→ Tarefas do exercício
a - Liste todas as siglas de instituições que aparecem no texto sobre a ida de pesquisadores brasileiros para o exterior, na ordem em que surgem.
b - Escreva a continuação do texto sobre a ida de pesquisadores brasileiros para o exterior, a partir da última frase apresentada.

O neurocientista e vice-diretor do Instituto do Cérebro da UFRN (Universidade Federal do Rio Grande do Norte), Sidarta Ribeiro, concorda. “Eu fiquei 11 anos nos Estados Unidos, fiz doutorado e pós-doutorado lá. A diferença de recursos, de insumos e de capital humano é brutal. A rapidez das coisas é muito diferente e benéfica para o pesquisador. Se eu compro um anticorpo, por exemplo, no dia seguinte ele está na minha porta e eu consigo dar andamento na pesquisa”, disse, em entrevista ao Bitniks

Outra justificativa para essa viagem é a falta de empregos no Brasil. Segundo Evaldo Ferreira Vilela, presidente do CNPq, os talentos que vão para fora muitas vezes conseguem melhores opções de trabalho. “Isso acontece porque a nossa economia ainda é muito tradicional — baseada na produção e venda de commodities”, explica. “Lá fora, as economias requerem mais conhecimento porque são mais inovadoras. Nós produzimos muitos artigos científicos e isso mostra nossa capacidade, mas em termos de inovação, estamos em uma classificação baixa”. 

Para Vilela, é preciso ter uma política nacional de inovação que saia do papel e se torne prática. Dessa forma, vale privilegiar o financiamento de empresas que querem apostar em inovação. “No Brasil, quem faz inovação são as iniciativas privadas, e elas precisam de incentivos públicos para empregar talentos. Por outro lado, os especialistas querem seguir carreira acadêmica ou ir para empresas públicas — e isso atrapalha um pouco o ciclo. Precisamos capacitar os doutores para a indústria”.

Em contrapartida, uma reportagem da Agência Brasil revelou que 19 dos 25 maiores depositantes de patentes residentes no país são universidades públicas. Segundo dados do Inpi (Instituto Nacional de Propriedade Industrial), a UFMG (Universidade Federal de Minas Gerais) lidera o ranking. 

A polêmica das bolsas de pesquisa

Apesar da falta de empregos, as regras das instituições de financiamento são claras: profissionais que concluíram suas pesquisas no exterior devem voltar logo após a defesa da tese. O prazo para ex-bolsistas da Capes é de 60 dias — e para os do CNPq, de 30 dias. Nos dois casos, os pesquisadores devem residir no Brasil por um período mínimo equivalente à estadia no exterior. Quem não retorna ou não permanec1e o tempo previsto está sujeito a processos administrativos, e precisa devolver os valores recebidos pelas agências.

→ Dados brutos
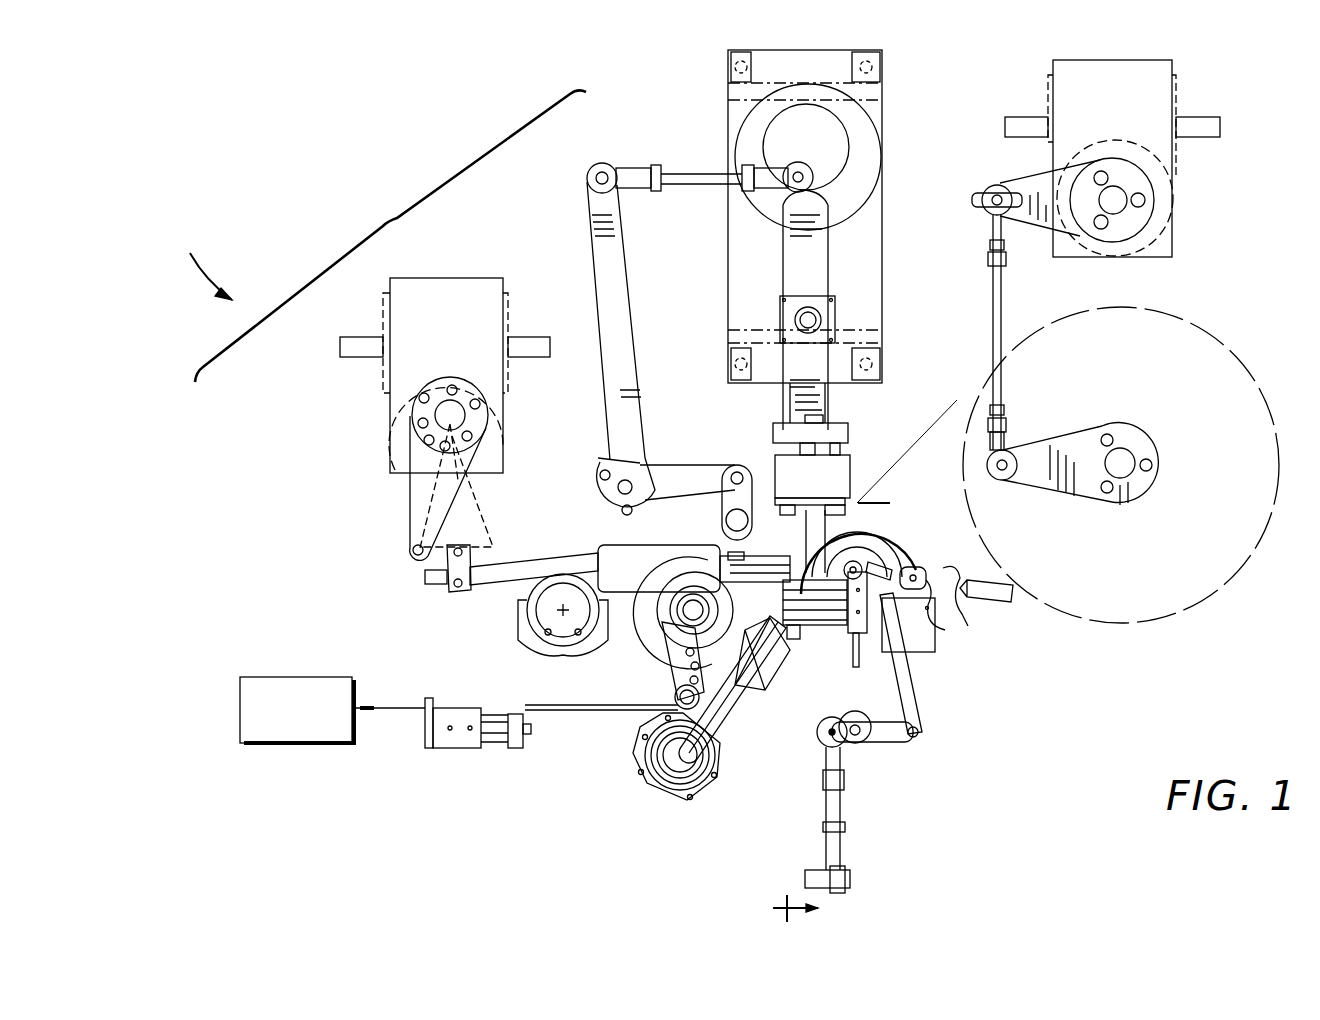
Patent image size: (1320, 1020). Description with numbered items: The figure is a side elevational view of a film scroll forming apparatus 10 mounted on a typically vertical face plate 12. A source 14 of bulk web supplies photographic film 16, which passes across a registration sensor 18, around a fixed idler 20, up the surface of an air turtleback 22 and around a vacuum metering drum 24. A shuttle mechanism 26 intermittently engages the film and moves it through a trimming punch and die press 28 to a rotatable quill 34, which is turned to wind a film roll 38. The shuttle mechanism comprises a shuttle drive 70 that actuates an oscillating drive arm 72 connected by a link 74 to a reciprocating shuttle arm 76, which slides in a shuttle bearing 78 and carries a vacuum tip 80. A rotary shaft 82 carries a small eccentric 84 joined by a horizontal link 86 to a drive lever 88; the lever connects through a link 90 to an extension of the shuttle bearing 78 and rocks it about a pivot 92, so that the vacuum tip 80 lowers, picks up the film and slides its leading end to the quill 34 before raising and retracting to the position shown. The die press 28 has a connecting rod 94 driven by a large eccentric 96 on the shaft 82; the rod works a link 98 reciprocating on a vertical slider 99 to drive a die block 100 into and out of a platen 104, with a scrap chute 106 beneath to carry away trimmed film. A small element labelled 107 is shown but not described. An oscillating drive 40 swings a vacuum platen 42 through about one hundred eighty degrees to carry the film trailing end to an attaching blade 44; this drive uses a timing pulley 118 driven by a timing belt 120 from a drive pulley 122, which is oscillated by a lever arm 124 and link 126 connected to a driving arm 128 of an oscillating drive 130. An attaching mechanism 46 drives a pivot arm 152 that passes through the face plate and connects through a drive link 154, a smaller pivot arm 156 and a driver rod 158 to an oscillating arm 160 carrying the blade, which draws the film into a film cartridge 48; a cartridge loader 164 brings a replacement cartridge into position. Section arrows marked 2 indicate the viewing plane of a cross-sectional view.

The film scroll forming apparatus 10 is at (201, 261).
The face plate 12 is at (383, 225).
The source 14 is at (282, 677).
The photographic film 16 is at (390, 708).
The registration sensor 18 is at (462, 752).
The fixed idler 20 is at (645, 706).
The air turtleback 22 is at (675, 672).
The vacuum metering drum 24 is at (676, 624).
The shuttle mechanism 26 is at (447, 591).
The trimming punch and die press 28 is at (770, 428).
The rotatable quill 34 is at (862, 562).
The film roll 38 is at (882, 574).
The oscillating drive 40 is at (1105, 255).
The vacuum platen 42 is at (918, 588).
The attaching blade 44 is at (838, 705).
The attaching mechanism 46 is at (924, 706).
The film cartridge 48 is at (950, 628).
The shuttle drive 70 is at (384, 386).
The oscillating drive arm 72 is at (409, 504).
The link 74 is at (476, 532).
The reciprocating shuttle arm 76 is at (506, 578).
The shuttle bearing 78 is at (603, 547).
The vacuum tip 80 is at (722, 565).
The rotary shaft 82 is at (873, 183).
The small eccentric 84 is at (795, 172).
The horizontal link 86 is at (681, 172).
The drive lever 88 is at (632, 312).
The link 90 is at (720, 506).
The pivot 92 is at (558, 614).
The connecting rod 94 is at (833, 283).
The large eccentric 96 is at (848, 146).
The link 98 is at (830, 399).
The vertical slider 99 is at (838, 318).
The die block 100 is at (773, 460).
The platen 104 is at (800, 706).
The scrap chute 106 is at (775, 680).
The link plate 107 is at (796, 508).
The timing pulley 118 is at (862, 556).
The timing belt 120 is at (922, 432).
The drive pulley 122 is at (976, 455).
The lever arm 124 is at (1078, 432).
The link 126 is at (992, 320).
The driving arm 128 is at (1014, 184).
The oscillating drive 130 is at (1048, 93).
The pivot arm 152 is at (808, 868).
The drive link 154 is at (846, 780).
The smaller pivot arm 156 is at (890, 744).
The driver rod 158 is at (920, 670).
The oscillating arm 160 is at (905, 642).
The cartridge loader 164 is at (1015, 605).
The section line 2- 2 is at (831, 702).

* * *

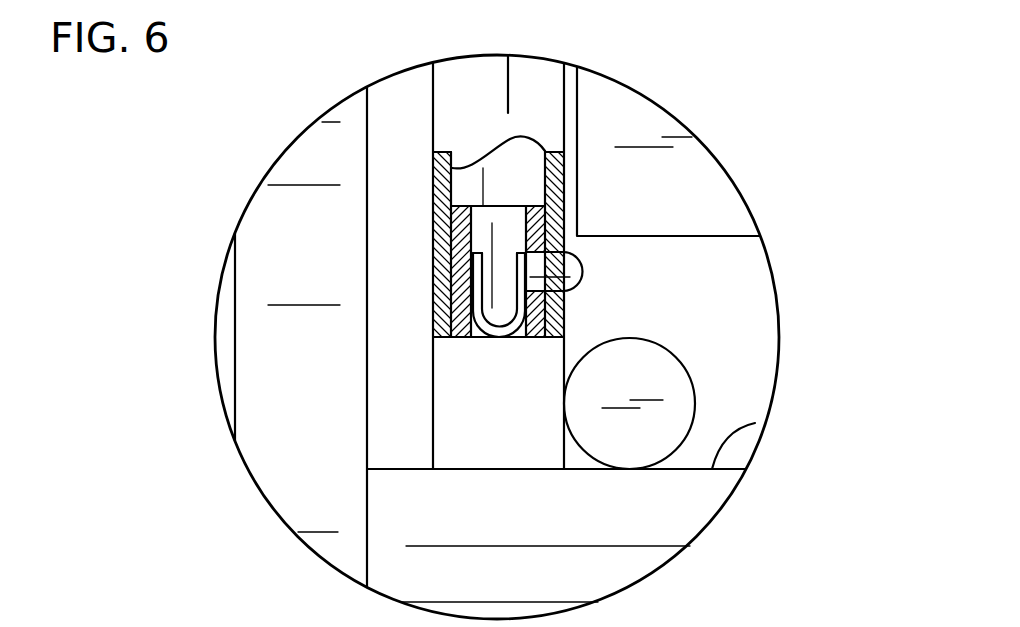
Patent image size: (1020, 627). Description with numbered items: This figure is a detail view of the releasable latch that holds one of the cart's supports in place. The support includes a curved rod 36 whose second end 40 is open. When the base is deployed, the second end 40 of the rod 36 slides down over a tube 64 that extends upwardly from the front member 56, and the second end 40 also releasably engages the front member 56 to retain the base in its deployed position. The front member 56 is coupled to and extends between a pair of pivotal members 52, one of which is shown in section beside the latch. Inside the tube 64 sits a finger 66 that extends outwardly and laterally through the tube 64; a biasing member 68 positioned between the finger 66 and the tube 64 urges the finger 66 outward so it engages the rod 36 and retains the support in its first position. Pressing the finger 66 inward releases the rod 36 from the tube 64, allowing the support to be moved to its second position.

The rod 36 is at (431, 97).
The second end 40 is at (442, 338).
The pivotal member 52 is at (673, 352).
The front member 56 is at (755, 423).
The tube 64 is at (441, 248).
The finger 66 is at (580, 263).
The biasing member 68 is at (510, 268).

--

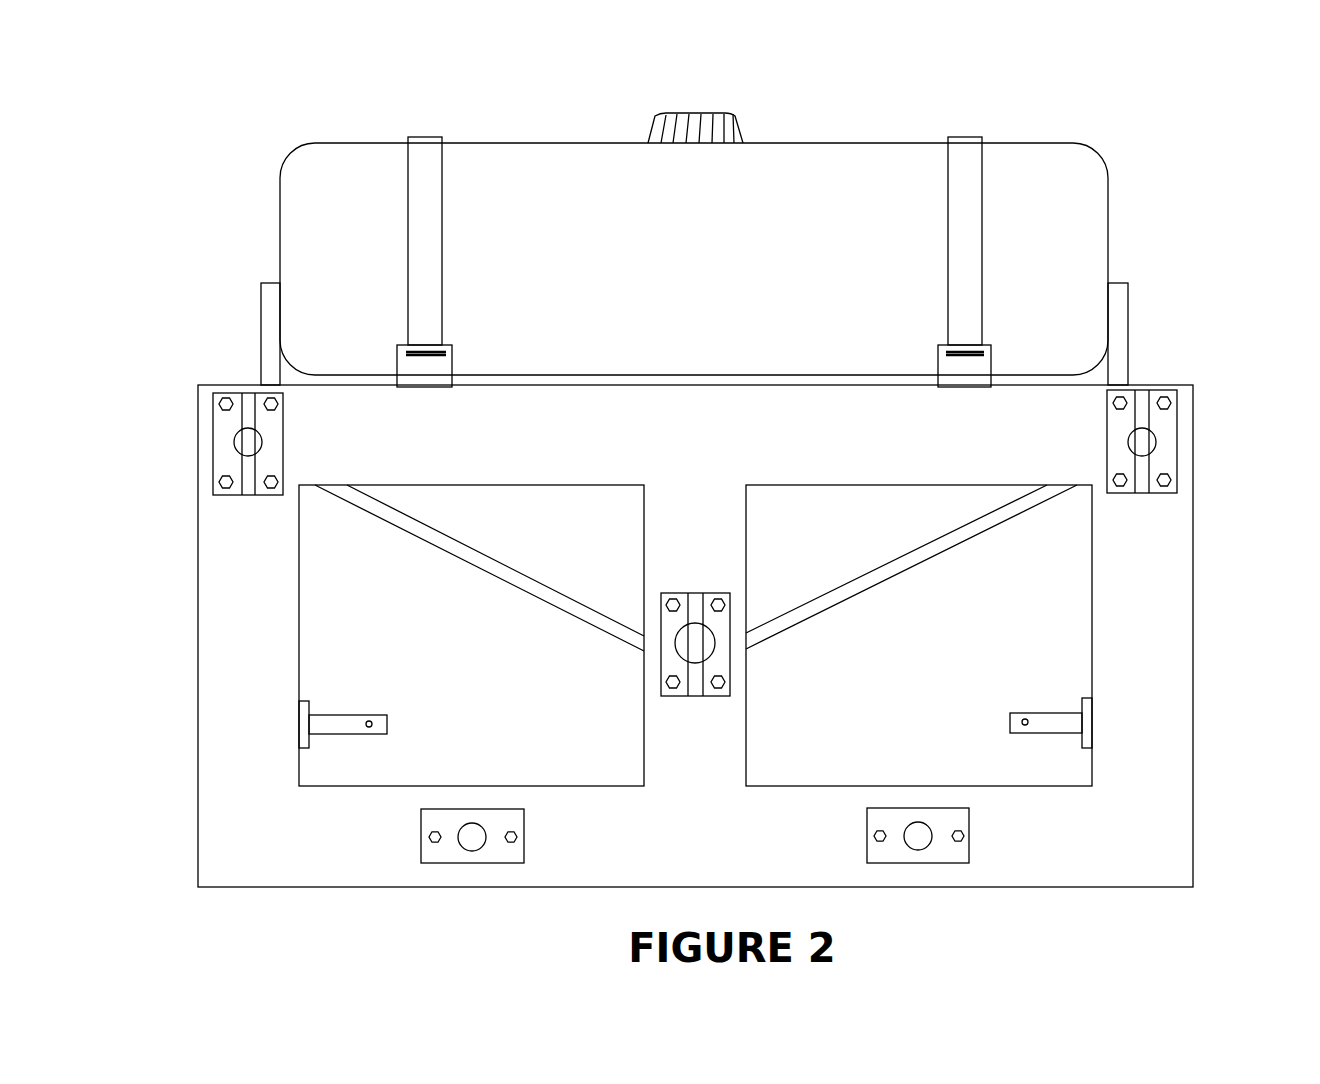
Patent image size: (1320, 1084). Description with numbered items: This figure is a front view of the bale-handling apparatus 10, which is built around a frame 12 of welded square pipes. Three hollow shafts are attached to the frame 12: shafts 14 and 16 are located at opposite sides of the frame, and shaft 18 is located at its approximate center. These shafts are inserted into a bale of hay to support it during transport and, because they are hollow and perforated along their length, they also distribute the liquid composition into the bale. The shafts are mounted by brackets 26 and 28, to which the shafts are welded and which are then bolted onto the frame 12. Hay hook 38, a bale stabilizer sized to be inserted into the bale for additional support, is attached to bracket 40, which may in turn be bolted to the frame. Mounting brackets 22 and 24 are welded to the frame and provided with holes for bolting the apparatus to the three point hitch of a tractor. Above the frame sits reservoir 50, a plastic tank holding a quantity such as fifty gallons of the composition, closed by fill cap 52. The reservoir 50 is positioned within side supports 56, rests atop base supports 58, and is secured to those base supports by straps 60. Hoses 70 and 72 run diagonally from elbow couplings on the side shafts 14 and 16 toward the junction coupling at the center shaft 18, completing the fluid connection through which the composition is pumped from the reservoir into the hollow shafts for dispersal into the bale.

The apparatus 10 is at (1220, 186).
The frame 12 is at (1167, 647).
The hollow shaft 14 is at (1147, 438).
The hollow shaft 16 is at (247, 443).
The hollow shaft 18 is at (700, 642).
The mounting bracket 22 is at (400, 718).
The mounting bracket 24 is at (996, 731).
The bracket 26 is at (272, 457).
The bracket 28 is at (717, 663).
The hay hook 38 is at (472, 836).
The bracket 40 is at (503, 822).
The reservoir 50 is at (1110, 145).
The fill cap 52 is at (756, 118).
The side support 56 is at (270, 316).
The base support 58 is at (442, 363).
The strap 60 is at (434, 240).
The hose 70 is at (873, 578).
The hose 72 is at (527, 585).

→ Respostas
a - UFRN, CNPq, Inpi, UFMG, Capes

b -
“Essa regra foi muito interessante no passado, quando nós tínhamos a intenção de repatriar cientistas brasileiros. Funcionava para aumentar a nossa ciência. Então, a gente mandava muitos para o exterior e queríamos que eles voltassem, porque faziam falta”, afirma Vilela. “Mas o mundo mudou muito, e a falta de empregos no país nos deixa muito preocupados com essa regra”. O presidente do CNPq declara, ainda, que os órgãos reconhecem que o mundo está em transformação e que, para trazer benefícios ao país, já não é preciso que o cientista volte a residir no Brasil. “Estamos pensando em como mudar isso”, diz. Ainda não é possível saber quando as regras serão alteradas, mas já há discussões internas sobre o assunto, revelou o porta-voz.  

No caso da FAPESP, a agência também exige que o pesquisador permaneça no Brasil por um período após a conclusão da bolsa. Segundo a diretoria científica, a motivação para a permanência está no fato de que recursos públicos são investidos na formação destes alunos. “A exigência de permanecer com seu grupo de pesquisa por um tempo consiste em compartilhar o conhecimento adquirido na experiência fora do Brasil, de forma a maximizar o investimento realizado”, declaram. “A reinserção do cientista no mercado de trabalho deve ser uma política de governo, das universidades e da iniciativa privada. Caso contrário, estaríamos desviando a missão da instituição de apoiar a pesquisa científica e tecnológica no Estado de São Paulo”.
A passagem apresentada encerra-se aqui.